**BRIEF:** In your copy, include every line of the listing below exactly but none of the pictures.

[start]

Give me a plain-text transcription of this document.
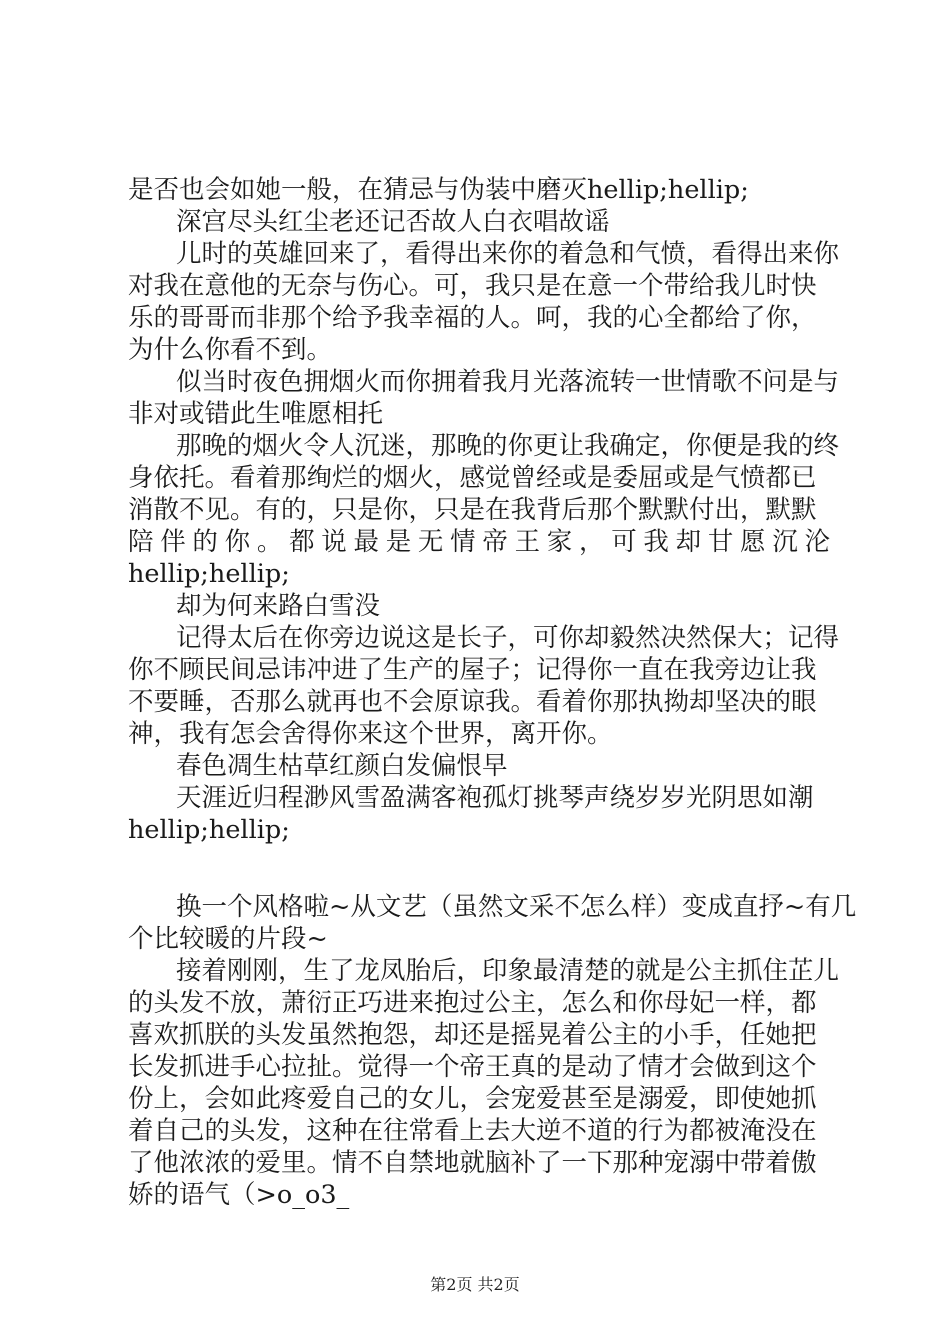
是否也会如她一般，在猜忌与伪装中磨灭hellip;hellip;
深宫尽头红尘老还记否故人白衣唱故谣
儿时的英雄回来了，看得出来你的着急和气愤，看得出来你
对我在意他的无奈与伤心。可，我只是在意一个带给我儿时快
乐的哥哥而非那个给予我幸福的人。呵，我的心全都给了你，
为什么你看不到。
似当时夜色拥烟火而你拥着我月光落流转一世情歌不问是与
非对或错此生唯愿相托
那晚的烟火令人沉迷，那晚的你更让我确定，你便是我的终
身依托。看着那绚烂的烟火，感觉曾经或是委屈或是气愤都已
消散不见。有的，只是你，只是在我背后那个默默付出，默默
陪伴的你。都说最是无情帝王家，可我却甘愿沉沦
hellip;hellip;
却为何来路白雪没
记得太后在你旁边说这是长子，可你却毅然决然保大；记得
你不顾民间忌讳冲进了生产的屋子；记得你一直在我旁边让我
不要睡，否那么就再也不会原谅我。看着你那执拗却坚决的眼
神，我有怎会舍得你来这个世界，离开你。
春色凋生枯草红颜白发偏恨早
天涯近归程渺风雪盈满客袍孤灯挑琴声绕岁岁光阴思如潮
hellip;hellip;
换一个风格啦~从文艺（虽然文采不怎么样）变成直抒~有几
个比较暖的片段~
接着刚刚，生了龙凤胎后，印象最清楚的就是公主抓住芷儿
的头发不放，萧衍正巧进来抱过公主，怎么和你母妃一样，都
喜欢抓朕的头发虽然抱怨，却还是摇晃着公主的小手，任她把
长发抓进手心拉扯。觉得一个帝王真的是动了情才会做到这个
份上，会如此疼爱自己的女儿，会宠爱甚至是溺爱，即使她抓
着自己的头发，这种在往常看上去大逆不道的行为都被淹没在
了他浓浓的爱里。情不自禁地就脑补了一下那种宠溺中带着傲
娇的语气（>o_o3_
第2页 共2页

[end]

**RESULT:**
Give me a plain-text transcription of this document.
是否也会如她一般，在猜忌与伪装中磨灭hellip;hellip;
深宫尽头红尘老还记否故人白衣唱故谣
儿时的英雄回来了，看得出来你的着急和气愤，看得出来你
对我在意他的无奈与伤心。可，我只是在意一个带给我儿时快
乐的哥哥而非那个给予我幸福的人。呵，我的心全都给了你，
为什么你看不到。
似当时夜色拥烟火而你拥着我月光落流转一世情歌不问是与
非对或错此生唯愿相托
那晚的烟火令人沉迷，那晚的你更让我确定，你便是我的终
身依托。看着那绚烂的烟火，感觉曾经或是委屈或是气愤都已
消散不见。有的，只是你，只是在我背后那个默默付出，默默
陪伴的你。都说最是无情帝王家，可我却甘愿沉沦
hellip;hellip;
却为何来路白雪没
记得太后在你旁边说这是长子，可你却毅然决然保大；记得
你不顾民间忌讳冲进了生产的屋子；记得你一直在我旁边让我
不要睡，否那么就再也不会原谅我。看着你那执拗却坚决的眼
神，我有怎会舍得你来这个世界，离开你。
春色凋生枯草红颜白发偏恨早
天涯近归程渺风雪盈满客袍孤灯挑琴声绕岁岁光阴思如潮
hellip;hellip;
换一个风格啦~从文艺（虽然文采不怎么样）变成直抒~有几
个比较暖的片段~
接着刚刚，生了龙凤胎后，印象最清楚的就是公主抓住芷儿
的头发不放，萧衍正巧进来抱过公主，怎么和你母妃一样，都
喜欢抓朕的头发虽然抱怨，却还是摇晃着公主的小手，任她把
长发抓进手心拉扯。觉得一个帝王真的是动了情才会做到这个
份上，会如此疼爱自己的女儿，会宠爱甚至是溺爱，即使她抓
着自己的头发，这种在往常看上去大逆不道的行为都被淹没在
了他浓浓的爱里。情不自禁地就脑补了一下那种宠溺中带着傲
娇的语气（>o_o3_
第2页 共2页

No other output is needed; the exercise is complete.